## TASK GOAL
Without changing a character, return the entries, but not the images they hold.

<<<<

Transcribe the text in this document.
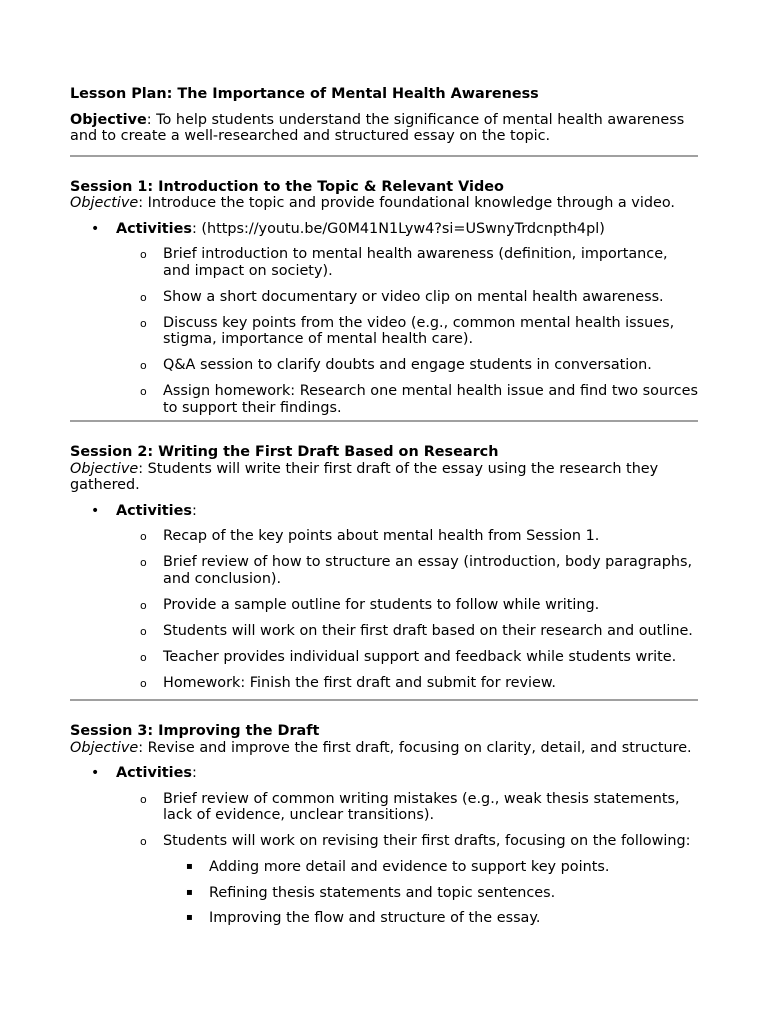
Lesson Plan: The Importance of Mental Health Awareness

Objective: To help students understand the significance of mental health awareness and to create a well-researched and structured essay on the topic.

Session 1: Introduction to the Topic & Relevant Video

Objective: Introduce the topic and provide foundational knowledge through a video.

• Activities: (https://youtu.be/G0M41N1Lyw4?si=USwnyTrdcnpth4pl)
o Brief introduction to mental health awareness (definition, importance, and impact on society).
o Show a short documentary or video clip on mental health awareness.
o Discuss key points from the video (e.g., common mental health issues, stigma, importance of mental health care).
o Q&A session to clarify doubts and engage students in conversation.
o Assign homework: Research one mental health issue and find two sources to support their findings.

Session 2: Writing the First Draft Based on Research

Objective: Students will write their first draft of the essay using the research they gathered.

• Activities:
o Recap of the key points about mental health from Session 1.
o Brief review of how to structure an essay (introduction, body paragraphs, and conclusion).
o Provide a sample outline for students to follow while writing.
o Students will work on their first draft based on their research and outline.
o Teacher provides individual support and feedback while students write.
o Homework: Finish the first draft and submit for review.

Session 3: Improving the Draft

Objective: Revise and improve the first draft, focusing on clarity, detail, and structure.

• Activities:
o Brief review of common writing mistakes (e.g., weak thesis statements, lack of evidence, unclear transitions).
o Students will work on revising their first drafts, focusing on the following:
▪ Adding more detail and evidence to support key points.
▪ Refining thesis statements and topic sentences.
▪ Improving the flow and structure of the essay.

>>>>

## COMPLETE RESPONSE
Transcribe the text in this document.
Lesson Plan: The Importance of Mental Health Awareness

Objective: To help students understand the significance of mental health awareness and to create a well-researched and structured essay on the topic.

Session 1: Introduction to the Topic & Relevant Video

Objective: Introduce the topic and provide foundational knowledge through a video.

• Activities: (https://youtu.be/G0M41N1Lyw4?si=USwnyTrdcnpth4pl)
o Brief introduction to mental health awareness (definition, importance, and impact on society).
o Show a short documentary or video clip on mental health awareness.
o Discuss key points from the video (e.g., common mental health issues, stigma, importance of mental health care).
o Q&A session to clarify doubts and engage students in conversation.
o Assign homework: Research one mental health issue and find two sources to support their findings.

Session 2: Writing the First Draft Based on Research

Objective: Students will write their first draft of the essay using the research they gathered.

• Activities:
o Recap of the key points about mental health from Session 1.
o Brief review of how to structure an essay (introduction, body paragraphs, and conclusion).
o Provide a sample outline for students to follow while writing.
o Students will work on their first draft based on their research and outline.
o Teacher provides individual support and feedback while students write.
o Homework: Finish the first draft and submit for review.

Session 3: Improving the Draft

Objective: Revise and improve the first draft, focusing on clarity, detail, and structure.

• Activities:
o Brief review of common writing mistakes (e.g., weak thesis statements, lack of evidence, unclear transitions).
o Students will work on revising their first drafts, focusing on the following:
▪ Adding more detail and evidence to support key points.
▪ Refining thesis statements and topic sentences.
▪ Improving the flow and structure of the essay.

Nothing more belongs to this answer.